* Exercise aim *
Tally the lines holding the word "arrow" and state the count by itself.

** Begin Extracted records **

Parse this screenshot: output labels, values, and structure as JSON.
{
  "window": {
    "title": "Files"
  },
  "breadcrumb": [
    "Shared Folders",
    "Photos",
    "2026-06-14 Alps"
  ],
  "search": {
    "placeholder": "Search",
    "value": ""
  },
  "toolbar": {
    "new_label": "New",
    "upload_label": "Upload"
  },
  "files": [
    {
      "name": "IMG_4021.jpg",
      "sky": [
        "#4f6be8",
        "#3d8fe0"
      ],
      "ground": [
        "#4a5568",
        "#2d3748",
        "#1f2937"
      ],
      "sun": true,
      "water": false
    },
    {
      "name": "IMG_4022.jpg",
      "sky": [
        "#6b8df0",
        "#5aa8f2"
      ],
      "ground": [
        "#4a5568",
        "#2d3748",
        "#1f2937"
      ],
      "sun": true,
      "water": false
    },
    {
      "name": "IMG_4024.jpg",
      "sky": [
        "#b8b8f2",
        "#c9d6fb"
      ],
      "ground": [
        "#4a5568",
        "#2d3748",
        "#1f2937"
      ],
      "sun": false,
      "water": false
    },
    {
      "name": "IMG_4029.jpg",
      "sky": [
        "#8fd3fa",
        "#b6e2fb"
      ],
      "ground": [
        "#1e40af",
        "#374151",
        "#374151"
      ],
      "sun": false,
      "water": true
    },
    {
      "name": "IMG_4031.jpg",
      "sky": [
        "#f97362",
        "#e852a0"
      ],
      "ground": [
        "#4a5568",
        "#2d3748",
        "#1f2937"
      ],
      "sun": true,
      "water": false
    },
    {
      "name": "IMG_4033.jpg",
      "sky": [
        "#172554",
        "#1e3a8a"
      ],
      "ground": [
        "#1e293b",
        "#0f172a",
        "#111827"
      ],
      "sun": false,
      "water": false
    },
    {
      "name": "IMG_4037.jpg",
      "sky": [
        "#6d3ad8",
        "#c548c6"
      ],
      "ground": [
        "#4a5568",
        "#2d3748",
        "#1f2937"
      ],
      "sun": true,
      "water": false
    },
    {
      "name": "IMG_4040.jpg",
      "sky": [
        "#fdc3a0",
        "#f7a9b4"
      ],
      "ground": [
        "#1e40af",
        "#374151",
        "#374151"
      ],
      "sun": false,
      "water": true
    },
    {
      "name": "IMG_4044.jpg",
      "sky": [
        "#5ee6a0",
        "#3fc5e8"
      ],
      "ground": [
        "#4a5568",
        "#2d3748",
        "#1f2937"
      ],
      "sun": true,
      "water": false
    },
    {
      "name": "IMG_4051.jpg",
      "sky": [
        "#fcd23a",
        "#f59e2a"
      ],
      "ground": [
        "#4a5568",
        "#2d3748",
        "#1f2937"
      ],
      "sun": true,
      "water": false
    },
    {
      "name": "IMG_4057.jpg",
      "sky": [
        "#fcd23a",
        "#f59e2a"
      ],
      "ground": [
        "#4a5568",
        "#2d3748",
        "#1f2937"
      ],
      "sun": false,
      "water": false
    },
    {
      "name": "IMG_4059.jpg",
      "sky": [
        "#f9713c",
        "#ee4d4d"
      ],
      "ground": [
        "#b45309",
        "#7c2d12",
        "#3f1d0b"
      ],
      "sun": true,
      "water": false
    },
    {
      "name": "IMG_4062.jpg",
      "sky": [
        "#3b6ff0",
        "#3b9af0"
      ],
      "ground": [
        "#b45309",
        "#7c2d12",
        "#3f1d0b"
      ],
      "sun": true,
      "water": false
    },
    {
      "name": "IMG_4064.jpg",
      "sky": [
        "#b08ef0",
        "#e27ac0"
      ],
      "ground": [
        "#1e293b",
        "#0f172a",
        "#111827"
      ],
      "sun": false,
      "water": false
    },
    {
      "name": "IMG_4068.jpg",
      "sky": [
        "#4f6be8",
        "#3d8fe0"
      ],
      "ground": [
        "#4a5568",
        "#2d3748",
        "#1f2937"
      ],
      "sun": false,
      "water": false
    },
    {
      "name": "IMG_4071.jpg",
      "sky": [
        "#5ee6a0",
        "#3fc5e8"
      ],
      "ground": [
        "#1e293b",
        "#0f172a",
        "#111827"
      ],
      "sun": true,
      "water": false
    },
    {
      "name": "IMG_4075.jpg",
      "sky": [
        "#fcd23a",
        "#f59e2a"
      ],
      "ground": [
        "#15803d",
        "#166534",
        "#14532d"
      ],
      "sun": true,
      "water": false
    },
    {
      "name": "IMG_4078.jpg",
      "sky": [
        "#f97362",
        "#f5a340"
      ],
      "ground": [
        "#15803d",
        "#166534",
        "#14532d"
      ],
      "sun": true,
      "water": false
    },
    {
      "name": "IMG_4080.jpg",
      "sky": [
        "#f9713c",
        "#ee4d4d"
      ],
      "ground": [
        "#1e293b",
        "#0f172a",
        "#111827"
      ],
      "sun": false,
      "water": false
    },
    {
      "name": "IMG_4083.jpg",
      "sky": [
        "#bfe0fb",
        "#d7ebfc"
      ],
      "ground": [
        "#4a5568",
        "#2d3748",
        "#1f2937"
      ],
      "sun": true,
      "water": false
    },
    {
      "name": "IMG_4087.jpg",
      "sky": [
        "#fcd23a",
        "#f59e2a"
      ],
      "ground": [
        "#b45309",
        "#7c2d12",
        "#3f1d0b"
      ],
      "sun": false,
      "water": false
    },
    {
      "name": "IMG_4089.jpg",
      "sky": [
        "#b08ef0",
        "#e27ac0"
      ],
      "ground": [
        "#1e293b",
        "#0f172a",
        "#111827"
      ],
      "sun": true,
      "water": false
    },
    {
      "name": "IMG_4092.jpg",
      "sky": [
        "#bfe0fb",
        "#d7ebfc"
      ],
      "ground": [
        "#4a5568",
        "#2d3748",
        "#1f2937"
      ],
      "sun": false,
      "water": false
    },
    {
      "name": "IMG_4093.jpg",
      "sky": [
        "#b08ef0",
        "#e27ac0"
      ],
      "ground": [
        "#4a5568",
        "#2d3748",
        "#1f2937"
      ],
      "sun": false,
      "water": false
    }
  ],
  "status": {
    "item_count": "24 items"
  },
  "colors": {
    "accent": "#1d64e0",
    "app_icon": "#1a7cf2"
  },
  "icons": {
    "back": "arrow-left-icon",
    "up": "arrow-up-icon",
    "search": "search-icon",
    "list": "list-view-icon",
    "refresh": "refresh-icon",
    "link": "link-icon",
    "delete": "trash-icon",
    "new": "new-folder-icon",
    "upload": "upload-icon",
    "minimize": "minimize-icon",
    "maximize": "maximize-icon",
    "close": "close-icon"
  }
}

** End Extracted records **

* Exercise response *
2